Work to be completed → Copy the data below exactly.

[Start of Task material]

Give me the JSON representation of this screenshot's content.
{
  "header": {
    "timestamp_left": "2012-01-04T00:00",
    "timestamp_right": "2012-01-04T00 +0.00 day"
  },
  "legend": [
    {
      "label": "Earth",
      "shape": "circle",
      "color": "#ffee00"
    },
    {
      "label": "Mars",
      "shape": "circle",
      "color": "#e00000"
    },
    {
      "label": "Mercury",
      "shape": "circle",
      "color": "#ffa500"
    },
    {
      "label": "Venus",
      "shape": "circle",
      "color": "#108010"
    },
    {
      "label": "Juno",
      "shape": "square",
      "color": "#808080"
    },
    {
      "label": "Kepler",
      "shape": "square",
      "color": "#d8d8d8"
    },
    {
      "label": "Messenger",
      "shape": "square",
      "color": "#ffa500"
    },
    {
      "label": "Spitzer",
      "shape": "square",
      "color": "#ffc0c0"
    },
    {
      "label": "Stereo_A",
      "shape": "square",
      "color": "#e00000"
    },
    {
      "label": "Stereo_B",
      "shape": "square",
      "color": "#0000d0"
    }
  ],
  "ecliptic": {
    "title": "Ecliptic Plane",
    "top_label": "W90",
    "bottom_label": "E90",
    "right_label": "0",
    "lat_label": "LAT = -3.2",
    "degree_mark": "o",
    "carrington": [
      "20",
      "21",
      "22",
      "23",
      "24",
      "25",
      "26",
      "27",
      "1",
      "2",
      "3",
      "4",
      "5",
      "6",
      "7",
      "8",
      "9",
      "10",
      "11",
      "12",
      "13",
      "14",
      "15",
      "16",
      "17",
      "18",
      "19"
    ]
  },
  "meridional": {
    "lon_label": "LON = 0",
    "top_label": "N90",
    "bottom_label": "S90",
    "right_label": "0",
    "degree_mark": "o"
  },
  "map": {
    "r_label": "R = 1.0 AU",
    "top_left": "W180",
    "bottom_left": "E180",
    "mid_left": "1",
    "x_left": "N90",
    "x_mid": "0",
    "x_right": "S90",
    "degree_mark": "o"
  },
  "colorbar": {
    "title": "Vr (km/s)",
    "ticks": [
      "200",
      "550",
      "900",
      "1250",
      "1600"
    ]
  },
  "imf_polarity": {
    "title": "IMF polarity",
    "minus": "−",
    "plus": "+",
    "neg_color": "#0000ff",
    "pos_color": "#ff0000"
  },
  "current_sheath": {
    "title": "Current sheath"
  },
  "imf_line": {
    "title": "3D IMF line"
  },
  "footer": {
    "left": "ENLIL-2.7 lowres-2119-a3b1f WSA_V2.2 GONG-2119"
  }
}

[End of Task material]

Solution →
Give me the JSON representation of this screenshot's content.
{
  "header": {
    "timestamp_left": "2012-01-04T00:00",
    "timestamp_right": "2012-01-04T00 +0.00 day"
  },
  "legend": [
    {
      "label": "Earth",
      "shape": "circle",
      "color": "#ffee00"
    },
    {
      "label": "Mars",
      "shape": "circle",
      "color": "#e00000"
    },
    {
      "label": "Mercury",
      "shape": "circle",
      "color": "#ffa500"
    },
    {
      "label": "Venus",
      "shape": "circle",
      "color": "#108010"
    },
    {
      "label": "Juno",
      "shape": "square",
      "color": "#808080"
    },
    {
      "label": "Kepler",
      "shape": "square",
      "color": "#d8d8d8"
    },
    {
      "label": "Messenger",
      "shape": "square",
      "color": "#ffa500"
    },
    {
      "label": "Spitzer",
      "shape": "square",
      "color": "#ffc0c0"
    },
    {
      "label": "Stereo_A",
      "shape": "square",
      "color": "#e00000"
    },
    {
      "label": "Stereo_B",
      "shape": "square",
      "color": "#0000d0"
    }
  ],
  "ecliptic": {
    "title": "Ecliptic Plane",
    "top_label": "W90",
    "bottom_label": "E90",
    "right_label": "0",
    "lat_label": "LAT = -3.2",
    "degree_mark": "o",
    "carrington": [
      "20",
      "21",
      "22",
      "23",
      "24",
      "25",
      "26",
      "27",
      "1",
      "2",
      "3",
      "4",
      "5",
      "6",
      "7",
      "8",
      "9",
      "10",
      "11",
      "12",
      "13",
      "14",
      "15",
      "16",
      "17",
      "18",
      "19"
    ]
  },
  "meridional": {
    "lon_label": "LON = 0",
    "top_label": "N90",
    "bottom_label": "S90",
    "right_label": "0",
    "degree_mark": "o"
  },
  "map": {
    "r_label": "R = 1.0 AU",
    "top_left": "W180",
    "bottom_left": "E180",
    "mid_left": "1",
    "x_left": "N90",
    "x_mid": "0",
    "x_right": "S90",
    "degree_mark": "o"
  },
  "colorbar": {
    "title": "Vr (km/s)",
    "ticks": [
      "200",
      "550",
      "900",
      "1250",
      "1600"
    ]
  },
  "imf_polarity": {
    "title": "IMF polarity",
    "minus": "−",
    "plus": "+",
    "neg_color": "#0000ff",
    "pos_color": "#ff0000"
  },
  "current_sheath": {
    "title": "Current sheath"
  },
  "imf_line": {
    "title": "3D IMF line"
  },
  "footer": {
    "left": "ENLIL-2.7 lowres-2119-a3b1f WSA_V2.2 GONG-2119"
  }
}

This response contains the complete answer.